* **Written request**
Leave out the pictures and return every entry exactly as it appears.

* **Exercise data**
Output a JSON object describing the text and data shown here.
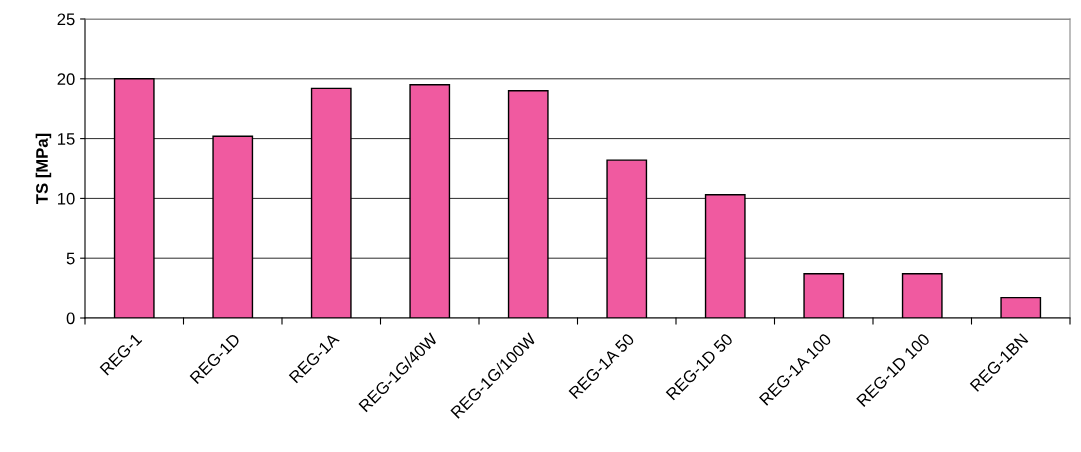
{
  "chart_data": {
    "type": "bar",
    "ylabel": "TS [MPa]",
    "categories": [
      "REG-1",
      "REG-1D",
      "REG-1A",
      "REG-1G/40W",
      "REG-1G/100W",
      "REG-1A 50",
      "REG-1D 50",
      "REG-1A 100",
      "REG-1D 100",
      "REG-1BN"
    ],
    "values": [
      20.0,
      15.2,
      19.2,
      19.5,
      19.0,
      13.2,
      10.3,
      3.7,
      3.7,
      1.7
    ],
    "color": "#f05aa0",
    "ylim": [
      0,
      25
    ],
    "yticks": [
      0,
      5,
      10,
      15,
      20,
      25
    ],
    "grid": "y"
  }
}
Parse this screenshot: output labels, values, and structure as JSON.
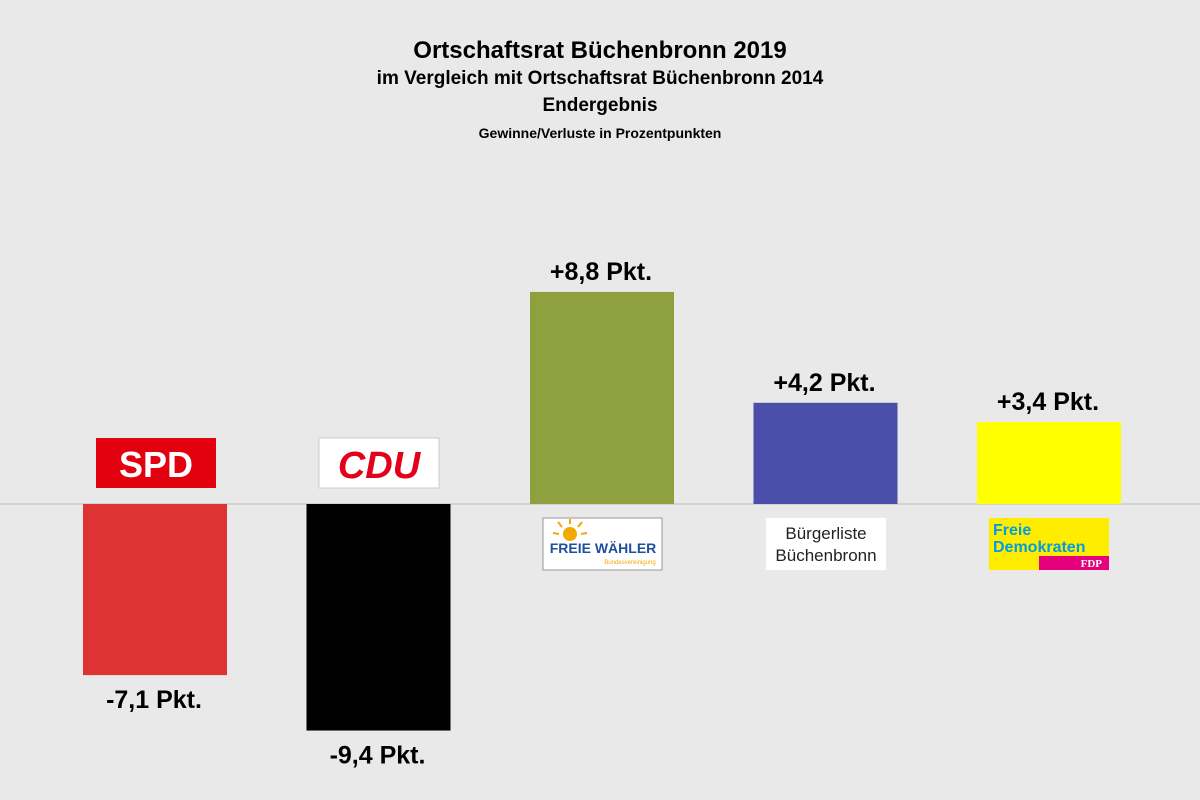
{
  "chart_data": {
    "type": "bar",
    "title": "Ortschaftsrat Büchenbronn 2019",
    "subtitle": "im Vergleich mit Ortschaftsrat Büchenbronn 2014",
    "status": "Endergebnis",
    "note": "Gewinne/Verluste in Prozentpunkten",
    "categories": [
      "SPD",
      "CDU",
      "FREIE WÄHLER",
      "Bürgerliste Büchenbronn",
      "FDP"
    ],
    "values": [
      -7.1,
      -9.4,
      8.8,
      4.2,
      3.4
    ],
    "value_labels": [
      "-7,1 Pkt.",
      "-9,4 Pkt.",
      "+8,8 Pkt.",
      "+4,2 Pkt.",
      "+3,4 Pkt."
    ],
    "colors": [
      "#dd3333",
      "#000000",
      "#8fa13f",
      "#4b4faa",
      "#ffff00"
    ],
    "grid": false,
    "legend": "none"
  },
  "logos": {
    "spd": "SPD",
    "cdu": "CDU",
    "fw_main": "FREIE WÄHLER",
    "fw_sub": "Bundesvereinigung",
    "bl_line1": "Bürgerliste",
    "bl_line2": "Büchenbronn",
    "fdp_line1": "Freie",
    "fdp_line2": "Demokraten",
    "fdp_tag": "FDP"
  }
}
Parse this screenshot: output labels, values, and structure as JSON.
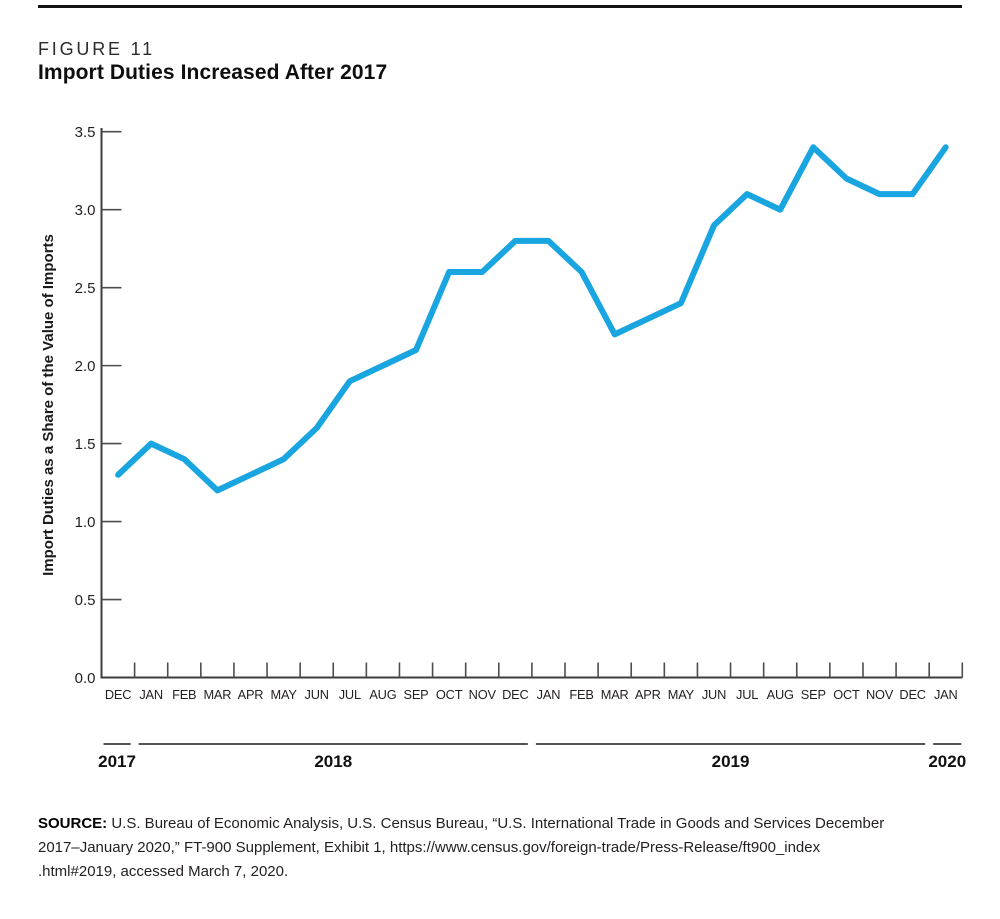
{
  "figure": {
    "kicker": "FIGURE 11",
    "title": "Import Duties Increased After 2017"
  },
  "chart_data": {
    "type": "line",
    "title": "Import Duties Increased After 2017",
    "xlabel": "",
    "ylabel": "Import Duties as a Share of the Value of Imports",
    "ylim": [
      0.0,
      3.5
    ],
    "ytick_step": 0.5,
    "ytick_labels": [
      "0.0",
      "0.5",
      "1.0",
      "1.5",
      "2.0",
      "2.5",
      "3.0",
      "3.5"
    ],
    "categories": [
      "DEC",
      "JAN",
      "FEB",
      "MAR",
      "APR",
      "MAY",
      "JUN",
      "JUL",
      "AUG",
      "SEP",
      "OCT",
      "NOV",
      "DEC",
      "JAN",
      "FEB",
      "MAR",
      "APR",
      "MAY",
      "JUN",
      "JUL",
      "AUG",
      "SEP",
      "OCT",
      "NOV",
      "DEC",
      "JAN"
    ],
    "years": [
      {
        "label": "2017",
        "start_index": 0,
        "end_index": 0
      },
      {
        "label": "2018",
        "start_index": 1,
        "end_index": 12
      },
      {
        "label": "2019",
        "start_index": 13,
        "end_index": 24
      },
      {
        "label": "2020",
        "start_index": 25,
        "end_index": 25
      }
    ],
    "series": [
      {
        "name": "Import duties as a share of the value of imports",
        "color": "#18A5E0",
        "values": [
          1.3,
          1.5,
          1.4,
          1.2,
          1.3,
          1.4,
          1.6,
          1.9,
          2.0,
          2.1,
          2.6,
          2.6,
          2.8,
          2.8,
          2.6,
          2.2,
          2.3,
          2.4,
          2.9,
          3.1,
          3.0,
          3.4,
          3.2,
          3.1,
          3.1,
          3.4
        ]
      }
    ],
    "grid": false,
    "legend_position": "none"
  },
  "source": {
    "label": "SOURCE:",
    "lines": [
      "U.S. Bureau of Economic Analysis, U.S. Census Bureau, “U.S. International Trade in Goods and Services December",
      "2017–January 2020,” FT-900 Supplement, Exhibit 1, https://www.census.gov/foreign-trade/Press-Release/ft900_index",
      ".html#2019, accessed March 7, 2020."
    ]
  },
  "colors": {
    "line": "#18A5E0",
    "axis": "#3d3d3d",
    "tick": "#4d4d4d",
    "text": "#231F20",
    "top_rule": "#121212"
  }
}
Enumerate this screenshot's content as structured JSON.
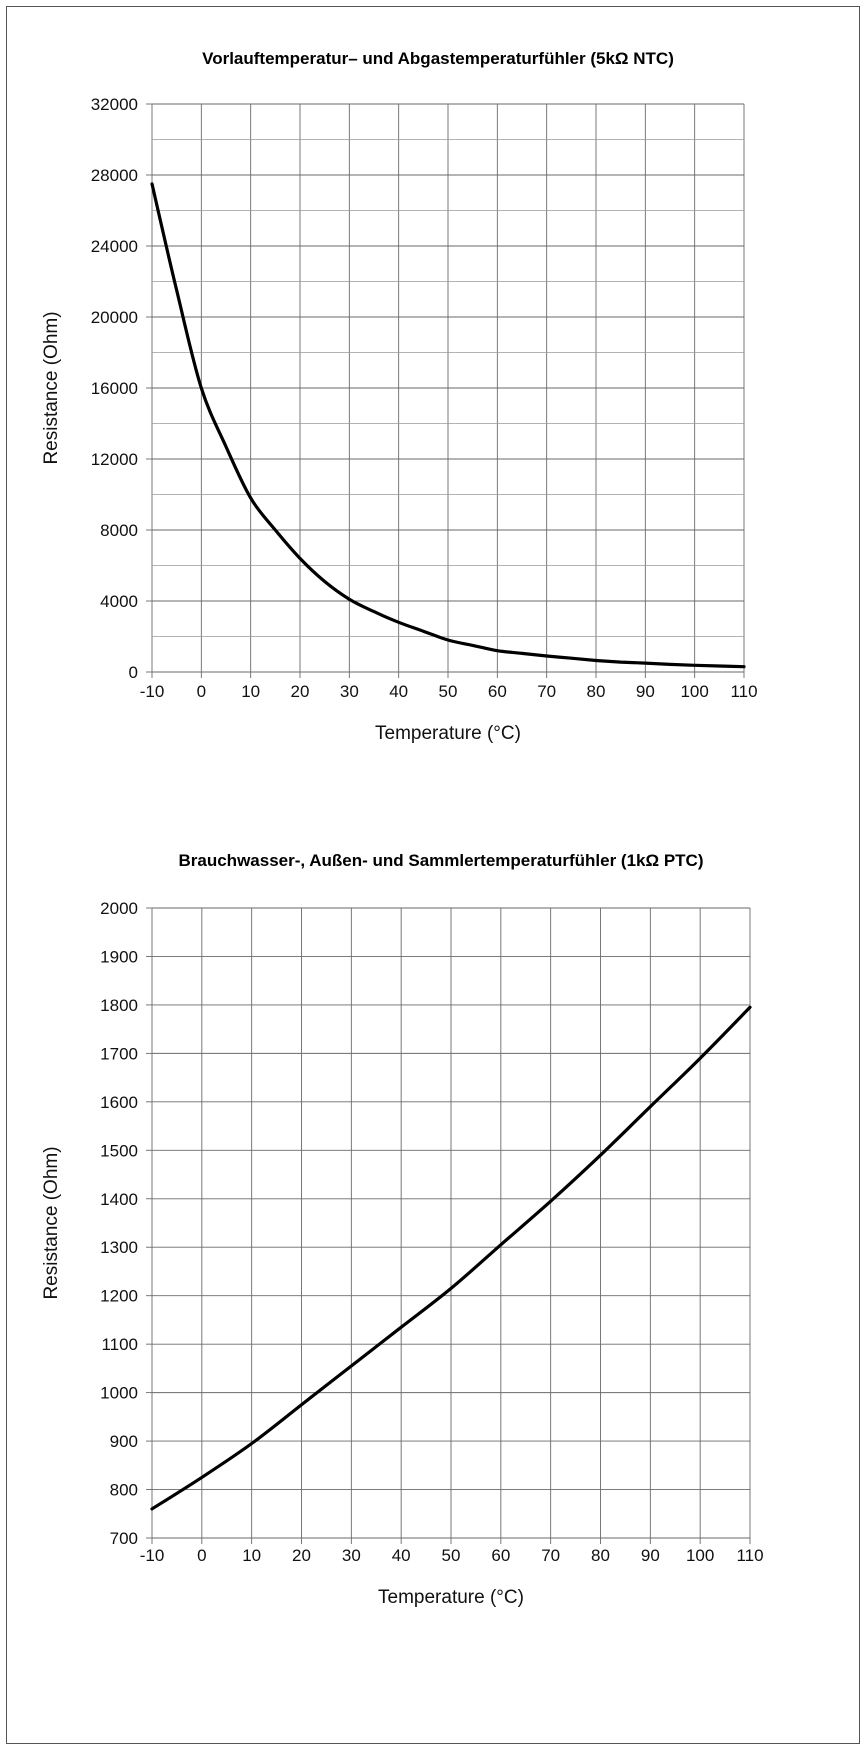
{
  "chart_data": [
    {
      "type": "line",
      "title": "Vorlauftemperatur– und Abgastemperaturfühler (5kΩ NTC)",
      "xlabel": "Temperature (°C)",
      "ylabel": "Resistance (Ohm)",
      "xlim": [
        -10,
        110
      ],
      "ylim": [
        0,
        32000
      ],
      "xticks": [
        -10,
        0,
        10,
        20,
        30,
        40,
        50,
        60,
        70,
        80,
        90,
        100,
        110
      ],
      "yticks": [
        0,
        4000,
        8000,
        12000,
        16000,
        20000,
        24000,
        28000,
        32000
      ],
      "grid": true,
      "color": "#000000",
      "x": [
        -10,
        -5,
        0,
        5,
        10,
        15,
        20,
        25,
        30,
        35,
        40,
        45,
        50,
        55,
        60,
        65,
        70,
        75,
        80,
        85,
        90,
        95,
        100,
        105,
        110
      ],
      "y": [
        27500,
        21500,
        16000,
        12700,
        9800,
        8000,
        6400,
        5100,
        4100,
        3400,
        2800,
        2300,
        1800,
        1500,
        1200,
        1050,
        900,
        780,
        650,
        560,
        500,
        430,
        380,
        340,
        300
      ]
    },
    {
      "type": "line",
      "title": "Brauchwasser-, Außen- und Sammlertemperaturfühler (1kΩ PTC)",
      "xlabel": "Temperature (°C)",
      "ylabel": "Resistance (Ohm)",
      "xlim": [
        -10,
        110
      ],
      "ylim": [
        700,
        2000
      ],
      "xticks": [
        -10,
        0,
        10,
        20,
        30,
        40,
        50,
        60,
        70,
        80,
        90,
        100,
        110
      ],
      "yticks": [
        700,
        800,
        900,
        1000,
        1100,
        1200,
        1300,
        1400,
        1500,
        1600,
        1700,
        1800,
        1900,
        2000
      ],
      "grid": true,
      "color": "#000000",
      "x": [
        -10,
        0,
        10,
        20,
        30,
        40,
        50,
        60,
        70,
        80,
        90,
        100,
        110
      ],
      "y": [
        760,
        825,
        895,
        975,
        1055,
        1135,
        1215,
        1305,
        1395,
        1490,
        1590,
        1690,
        1795
      ]
    }
  ]
}
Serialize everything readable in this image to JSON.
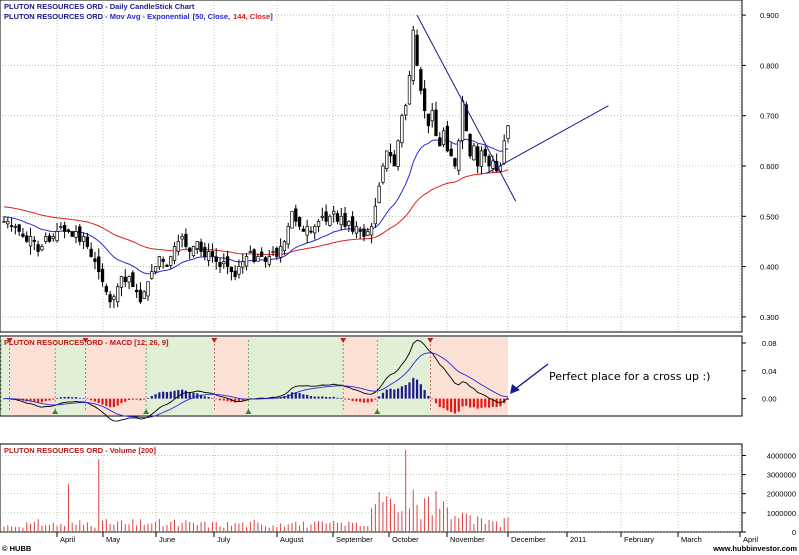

* **Correct response**
Output a JSON object describing the text and data shown here.
{
  "chart_data": {
    "type": "bar",
    "ylabel": "TS [MPa]",
    "categories": [
      "REG-1",
      "REG-1D",
      "REG-1A",
      "REG-1G/40W",
      "REG-1G/100W",
      "REG-1A 50",
      "REG-1D 50",
      "REG-1A 100",
      "REG-1D 100",
      "REG-1BN"
    ],
    "values": [
      20.0,
      15.2,
      19.2,
      19.5,
      19.0,
      13.2,
      10.3,
      3.7,
      3.7,
      1.7
    ],
    "color": "#f05aa0",
    "ylim": [
      0,
      25
    ],
    "yticks": [
      0,
      5,
      10,
      15,
      20,
      25
    ],
    "grid": "y"
  }
}
Parse this screenshot: output labels, values, and structure as JSON.
{
  "chart_data": {
    "type": "bar",
    "title": "Ortschaftsrat Büchenbronn 2019",
    "subtitle": "im Vergleich mit Ortschaftsrat Büchenbronn 2014",
    "status": "Endergebnis",
    "note": "Gewinne/Verluste in Prozentpunkten",
    "categories": [
      "SPD",
      "CDU",
      "FREIE WÄHLER",
      "Bürgerliste Büchenbronn",
      "FDP"
    ],
    "values": [
      -7.1,
      -9.4,
      8.8,
      4.2,
      3.4
    ],
    "value_labels": [
      "-7,1 Pkt.",
      "-9,4 Pkt.",
      "+8,8 Pkt.",
      "+4,2 Pkt.",
      "+3,4 Pkt."
    ],
    "colors": [
      "#dd3333",
      "#000000",
      "#8fa13f",
      "#4b4faa",
      "#ffff00"
    ],
    "grid": false,
    "legend": "none"
  },
  "logos": {
    "spd": "SPD",
    "cdu": "CDU",
    "fw_main": "FREIE WÄHLER",
    "fw_sub": "Bundesvereinigung",
    "bl_line1": "Bürgerliste",
    "bl_line2": "Büchenbronn",
    "fdp_line1": "Freie",
    "fdp_line2": "Demokraten",
    "fdp_tag": "FDP"
  }
}
Parse this screenshot: output labels, values, and structure as JSON.
{
  "figure": {
    "kicker": "FIGURE 11",
    "title": "Import Duties Increased After 2017"
  },
  "chart_data": {
    "type": "line",
    "title": "Import Duties Increased After 2017",
    "xlabel": "",
    "ylabel": "Import Duties as a Share of the Value of Imports",
    "ylim": [
      0.0,
      3.5
    ],
    "ytick_step": 0.5,
    "ytick_labels": [
      "0.0",
      "0.5",
      "1.0",
      "1.5",
      "2.0",
      "2.5",
      "3.0",
      "3.5"
    ],
    "categories": [
      "DEC",
      "JAN",
      "FEB",
      "MAR",
      "APR",
      "MAY",
      "JUN",
      "JUL",
      "AUG",
      "SEP",
      "OCT",
      "NOV",
      "DEC",
      "JAN",
      "FEB",
      "MAR",
      "APR",
      "MAY",
      "JUN",
      "JUL",
      "AUG",
      "SEP",
      "OCT",
      "NOV",
      "DEC",
      "JAN"
    ],
    "years": [
      {
        "label": "2017",
        "start_index": 0,
        "end_index": 0
      },
      {
        "label": "2018",
        "start_index": 1,
        "end_index": 12
      },
      {
        "label": "2019",
        "start_index": 13,
        "end_index": 24
      },
      {
        "label": "2020",
        "start_index": 25,
        "end_index": 25
      }
    ],
    "series": [
      {
        "name": "Import duties as a share of the value of imports",
        "color": "#18A5E0",
        "values": [
          1.3,
          1.5,
          1.4,
          1.2,
          1.3,
          1.4,
          1.6,
          1.9,
          2.0,
          2.1,
          2.6,
          2.6,
          2.8,
          2.8,
          2.6,
          2.2,
          2.3,
          2.4,
          2.9,
          3.1,
          3.0,
          3.4,
          3.2,
          3.1,
          3.1,
          3.4
        ]
      }
    ],
    "grid": false,
    "legend_position": "none"
  },
  "source": {
    "label": "SOURCE:",
    "lines": [
      "U.S. Bureau of Economic Analysis, U.S. Census Bureau, “U.S. International Trade in Goods and Services December",
      "2017–January 2020,” FT-900 Supplement, Exhibit 1, https://www.census.gov/foreign-trade/Press-Release/ft900_index",
      ".html#2019, accessed March 7, 2020."
    ]
  },
  "colors": {
    "line": "#18A5E0",
    "axis": "#3d3d3d",
    "tick": "#4d4d4d",
    "text": "#231F20",
    "top_rule": "#121212"
  }
}
Enumerate this screenshot's content as structured JSON.
{
  "chart_data": [
    {
      "type": "line",
      "title": "Vorlauftemperatur– und Abgastemperaturfühler (5kΩ NTC)",
      "xlabel": "Temperature (°C)",
      "ylabel": "Resistance (Ohm)",
      "xlim": [
        -10,
        110
      ],
      "ylim": [
        0,
        32000
      ],
      "xticks": [
        -10,
        0,
        10,
        20,
        30,
        40,
        50,
        60,
        70,
        80,
        90,
        100,
        110
      ],
      "yticks": [
        0,
        4000,
        8000,
        12000,
        16000,
        20000,
        24000,
        28000,
        32000
      ],
      "grid": true,
      "color": "#000000",
      "x": [
        -10,
        -5,
        0,
        5,
        10,
        15,
        20,
        25,
        30,
        35,
        40,
        45,
        50,
        55,
        60,
        65,
        70,
        75,
        80,
        85,
        90,
        95,
        100,
        105,
        110
      ],
      "y": [
        27500,
        21500,
        16000,
        12700,
        9800,
        8000,
        6400,
        5100,
        4100,
        3400,
        2800,
        2300,
        1800,
        1500,
        1200,
        1050,
        900,
        780,
        650,
        560,
        500,
        430,
        380,
        340,
        300
      ]
    },
    {
      "type": "line",
      "title": "Brauchwasser-, Außen- und Sammlertemperaturfühler (1kΩ PTC)",
      "xlabel": "Temperature (°C)",
      "ylabel": "Resistance (Ohm)",
      "xlim": [
        -10,
        110
      ],
      "ylim": [
        700,
        2000
      ],
      "xticks": [
        -10,
        0,
        10,
        20,
        30,
        40,
        50,
        60,
        70,
        80,
        90,
        100,
        110
      ],
      "yticks": [
        700,
        800,
        900,
        1000,
        1100,
        1200,
        1300,
        1400,
        1500,
        1600,
        1700,
        1800,
        1900,
        2000
      ],
      "grid": true,
      "color": "#000000",
      "x": [
        -10,
        0,
        10,
        20,
        30,
        40,
        50,
        60,
        70,
        80,
        90,
        100,
        110
      ],
      "y": [
        760,
        825,
        895,
        975,
        1055,
        1135,
        1215,
        1305,
        1395,
        1490,
        1590,
        1690,
        1795
      ]
    }
  ]
}
Serialize everything readable in this image to JSON.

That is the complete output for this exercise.